### Data supplied:
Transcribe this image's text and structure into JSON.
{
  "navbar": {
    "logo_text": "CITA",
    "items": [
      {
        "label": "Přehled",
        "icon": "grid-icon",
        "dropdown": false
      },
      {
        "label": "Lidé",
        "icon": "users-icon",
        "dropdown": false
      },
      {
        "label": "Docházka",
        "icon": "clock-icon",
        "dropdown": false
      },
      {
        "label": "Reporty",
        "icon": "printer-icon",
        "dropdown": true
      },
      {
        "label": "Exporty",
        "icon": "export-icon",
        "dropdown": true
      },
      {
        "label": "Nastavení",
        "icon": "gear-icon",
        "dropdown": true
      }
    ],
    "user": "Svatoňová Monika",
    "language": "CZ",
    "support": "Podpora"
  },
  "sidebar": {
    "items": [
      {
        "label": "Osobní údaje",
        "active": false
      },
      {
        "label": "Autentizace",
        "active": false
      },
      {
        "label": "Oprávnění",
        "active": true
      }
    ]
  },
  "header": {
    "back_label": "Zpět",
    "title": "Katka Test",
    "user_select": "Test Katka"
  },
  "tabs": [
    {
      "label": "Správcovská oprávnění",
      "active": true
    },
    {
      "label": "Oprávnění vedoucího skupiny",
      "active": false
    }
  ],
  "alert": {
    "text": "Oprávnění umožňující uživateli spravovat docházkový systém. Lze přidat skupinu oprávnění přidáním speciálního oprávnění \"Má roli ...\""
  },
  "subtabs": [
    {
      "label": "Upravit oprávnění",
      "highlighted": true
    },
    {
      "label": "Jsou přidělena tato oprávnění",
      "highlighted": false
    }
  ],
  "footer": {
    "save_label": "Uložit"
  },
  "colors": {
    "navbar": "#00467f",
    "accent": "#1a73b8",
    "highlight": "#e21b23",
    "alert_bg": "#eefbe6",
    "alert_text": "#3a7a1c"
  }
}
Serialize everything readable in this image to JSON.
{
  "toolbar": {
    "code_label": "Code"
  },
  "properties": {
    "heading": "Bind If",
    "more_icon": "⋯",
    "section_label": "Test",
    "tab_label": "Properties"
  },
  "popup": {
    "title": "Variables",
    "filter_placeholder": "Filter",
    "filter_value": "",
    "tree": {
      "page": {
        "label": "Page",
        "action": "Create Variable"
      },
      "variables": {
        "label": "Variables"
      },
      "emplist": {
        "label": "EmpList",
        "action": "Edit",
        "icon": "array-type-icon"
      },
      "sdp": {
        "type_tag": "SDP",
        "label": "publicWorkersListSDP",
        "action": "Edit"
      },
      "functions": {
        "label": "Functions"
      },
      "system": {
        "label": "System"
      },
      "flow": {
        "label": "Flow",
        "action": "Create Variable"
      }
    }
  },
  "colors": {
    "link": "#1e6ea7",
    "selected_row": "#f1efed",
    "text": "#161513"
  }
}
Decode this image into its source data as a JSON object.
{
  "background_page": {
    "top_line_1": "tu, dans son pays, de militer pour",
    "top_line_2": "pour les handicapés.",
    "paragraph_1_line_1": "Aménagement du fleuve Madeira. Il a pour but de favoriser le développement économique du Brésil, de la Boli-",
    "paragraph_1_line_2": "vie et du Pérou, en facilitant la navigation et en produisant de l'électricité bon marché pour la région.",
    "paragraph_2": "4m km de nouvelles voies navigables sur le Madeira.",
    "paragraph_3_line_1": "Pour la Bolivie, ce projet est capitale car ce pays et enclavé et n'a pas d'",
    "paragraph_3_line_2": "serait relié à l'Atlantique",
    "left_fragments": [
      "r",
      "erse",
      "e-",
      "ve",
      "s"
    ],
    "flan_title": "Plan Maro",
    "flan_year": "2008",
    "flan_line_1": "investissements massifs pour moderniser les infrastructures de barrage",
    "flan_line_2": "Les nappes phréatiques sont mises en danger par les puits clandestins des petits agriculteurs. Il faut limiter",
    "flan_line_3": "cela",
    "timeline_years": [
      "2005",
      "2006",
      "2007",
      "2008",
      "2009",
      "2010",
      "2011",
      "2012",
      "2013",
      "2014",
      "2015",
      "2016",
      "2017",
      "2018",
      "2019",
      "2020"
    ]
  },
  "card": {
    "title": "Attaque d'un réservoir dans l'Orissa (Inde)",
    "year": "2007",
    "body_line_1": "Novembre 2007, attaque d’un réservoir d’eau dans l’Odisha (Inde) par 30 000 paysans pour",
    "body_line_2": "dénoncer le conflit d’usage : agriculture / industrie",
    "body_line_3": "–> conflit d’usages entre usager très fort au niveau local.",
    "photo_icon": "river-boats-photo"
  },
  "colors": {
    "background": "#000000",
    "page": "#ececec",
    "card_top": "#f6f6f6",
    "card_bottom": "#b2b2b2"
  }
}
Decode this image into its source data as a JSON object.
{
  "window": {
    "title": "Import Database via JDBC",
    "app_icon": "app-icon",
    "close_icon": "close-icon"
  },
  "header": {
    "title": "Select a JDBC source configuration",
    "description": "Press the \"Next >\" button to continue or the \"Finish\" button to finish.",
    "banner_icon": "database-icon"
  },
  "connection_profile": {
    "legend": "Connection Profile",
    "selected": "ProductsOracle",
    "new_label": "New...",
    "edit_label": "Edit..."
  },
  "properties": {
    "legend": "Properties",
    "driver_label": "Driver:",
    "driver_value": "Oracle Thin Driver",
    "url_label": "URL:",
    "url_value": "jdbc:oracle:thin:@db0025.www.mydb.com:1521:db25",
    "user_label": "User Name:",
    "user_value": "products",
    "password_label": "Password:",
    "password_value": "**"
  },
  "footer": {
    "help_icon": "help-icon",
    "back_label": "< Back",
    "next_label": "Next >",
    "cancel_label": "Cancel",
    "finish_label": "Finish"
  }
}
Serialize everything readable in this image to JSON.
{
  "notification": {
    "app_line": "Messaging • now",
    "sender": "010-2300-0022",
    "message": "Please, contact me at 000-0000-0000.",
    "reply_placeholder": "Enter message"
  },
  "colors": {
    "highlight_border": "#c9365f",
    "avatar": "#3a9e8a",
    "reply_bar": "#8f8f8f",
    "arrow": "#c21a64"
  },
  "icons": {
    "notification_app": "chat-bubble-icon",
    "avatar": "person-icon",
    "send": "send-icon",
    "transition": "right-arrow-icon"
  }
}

### Goal:
Scan the listing above for the word "Madeira" and show each line where it is found.

### Answer to this problem:
    "paragraph_1_line_1": "Aménagement du fleuve Madeira. Il a pour but de favoriser le développement économique du Brésil, de la Boli-",
    "paragraph_2": "4m km de nouvelles voies navigables sur le Madeira.",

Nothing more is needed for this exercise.